• [RECORDS SHOWN]:

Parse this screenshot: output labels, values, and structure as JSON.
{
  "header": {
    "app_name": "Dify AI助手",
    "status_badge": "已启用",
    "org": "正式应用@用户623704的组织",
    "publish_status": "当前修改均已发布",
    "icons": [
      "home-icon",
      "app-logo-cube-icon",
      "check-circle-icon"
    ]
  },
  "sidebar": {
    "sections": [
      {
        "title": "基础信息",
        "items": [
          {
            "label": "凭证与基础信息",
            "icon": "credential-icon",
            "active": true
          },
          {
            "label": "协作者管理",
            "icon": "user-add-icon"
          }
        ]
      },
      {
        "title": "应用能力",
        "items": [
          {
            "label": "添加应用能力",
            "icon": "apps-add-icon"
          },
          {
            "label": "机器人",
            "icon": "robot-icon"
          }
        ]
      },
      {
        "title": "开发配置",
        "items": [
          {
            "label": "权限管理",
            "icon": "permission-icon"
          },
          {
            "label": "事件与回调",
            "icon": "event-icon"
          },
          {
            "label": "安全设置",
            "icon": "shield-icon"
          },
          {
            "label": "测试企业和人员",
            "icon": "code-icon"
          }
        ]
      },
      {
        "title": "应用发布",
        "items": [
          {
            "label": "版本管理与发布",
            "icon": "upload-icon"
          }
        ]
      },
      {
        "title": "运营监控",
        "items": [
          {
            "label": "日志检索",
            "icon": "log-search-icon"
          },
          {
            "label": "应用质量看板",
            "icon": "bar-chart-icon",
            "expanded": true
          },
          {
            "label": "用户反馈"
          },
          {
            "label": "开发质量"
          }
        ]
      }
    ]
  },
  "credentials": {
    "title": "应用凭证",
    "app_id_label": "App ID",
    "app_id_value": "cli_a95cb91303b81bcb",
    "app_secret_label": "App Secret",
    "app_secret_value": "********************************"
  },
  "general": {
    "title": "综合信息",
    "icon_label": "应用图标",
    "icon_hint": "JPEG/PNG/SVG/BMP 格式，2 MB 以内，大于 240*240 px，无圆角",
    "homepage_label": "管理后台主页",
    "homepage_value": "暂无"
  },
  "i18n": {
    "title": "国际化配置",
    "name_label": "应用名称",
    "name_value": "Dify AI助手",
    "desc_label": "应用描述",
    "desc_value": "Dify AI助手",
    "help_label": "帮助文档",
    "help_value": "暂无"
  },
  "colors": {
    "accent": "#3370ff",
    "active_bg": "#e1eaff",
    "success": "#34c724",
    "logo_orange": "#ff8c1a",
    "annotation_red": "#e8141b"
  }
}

• [WHAT YOU ARE ASKED TO DO]:
Output the listing above exactly as it appears.

• [ANSWER FOR THE TASK]:
Parse this screenshot: output labels, values, and structure as JSON.
{
  "header": {
    "app_name": "Dify AI助手",
    "status_badge": "已启用",
    "org": "正式应用@用户623704的组织",
    "publish_status": "当前修改均已发布",
    "icons": [
      "home-icon",
      "app-logo-cube-icon",
      "check-circle-icon"
    ]
  },
  "sidebar": {
    "sections": [
      {
        "title": "基础信息",
        "items": [
          {
            "label": "凭证与基础信息",
            "icon": "credential-icon",
            "active": true
          },
          {
            "label": "协作者管理",
            "icon": "user-add-icon"
          }
        ]
      },
      {
        "title": "应用能力",
        "items": [
          {
            "label": "添加应用能力",
            "icon": "apps-add-icon"
          },
          {
            "label": "机器人",
            "icon": "robot-icon"
          }
        ]
      },
      {
        "title": "开发配置",
        "items": [
          {
            "label": "权限管理",
            "icon": "permission-icon"
          },
          {
            "label": "事件与回调",
            "icon": "event-icon"
          },
          {
            "label": "安全设置",
            "icon": "shield-icon"
          },
          {
            "label": "测试企业和人员",
            "icon": "code-icon"
          }
        ]
      },
      {
        "title": "应用发布",
        "items": [
          {
            "label": "版本管理与发布",
            "icon": "upload-icon"
          }
        ]
      },
      {
        "title": "运营监控",
        "items": [
          {
            "label": "日志检索",
            "icon": "log-search-icon"
          },
          {
            "label": "应用质量看板",
            "icon": "bar-chart-icon",
            "expanded": true
          },
          {
            "label": "用户反馈"
          },
          {
            "label": "开发质量"
          }
        ]
      }
    ]
  },
  "credentials": {
    "title": "应用凭证",
    "app_id_label": "App ID",
    "app_id_value": "cli_a95cb91303b81bcb",
    "app_secret_label": "App Secret",
    "app_secret_value": "********************************"
  },
  "general": {
    "title": "综合信息",
    "icon_label": "应用图标",
    "icon_hint": "JPEG/PNG/SVG/BMP 格式，2 MB 以内，大于 240*240 px，无圆角",
    "homepage_label": "管理后台主页",
    "homepage_value": "暂无"
  },
  "i18n": {
    "title": "国际化配置",
    "name_label": "应用名称",
    "name_value": "Dify AI助手",
    "desc_label": "应用描述",
    "desc_value": "Dify AI助手",
    "help_label": "帮助文档",
    "help_value": "暂无"
  },
  "colors": {
    "accent": "#3370ff",
    "active_bg": "#e1eaff",
    "success": "#34c724",
    "logo_orange": "#ff8c1a",
    "annotation_red": "#e8141b"
  }
}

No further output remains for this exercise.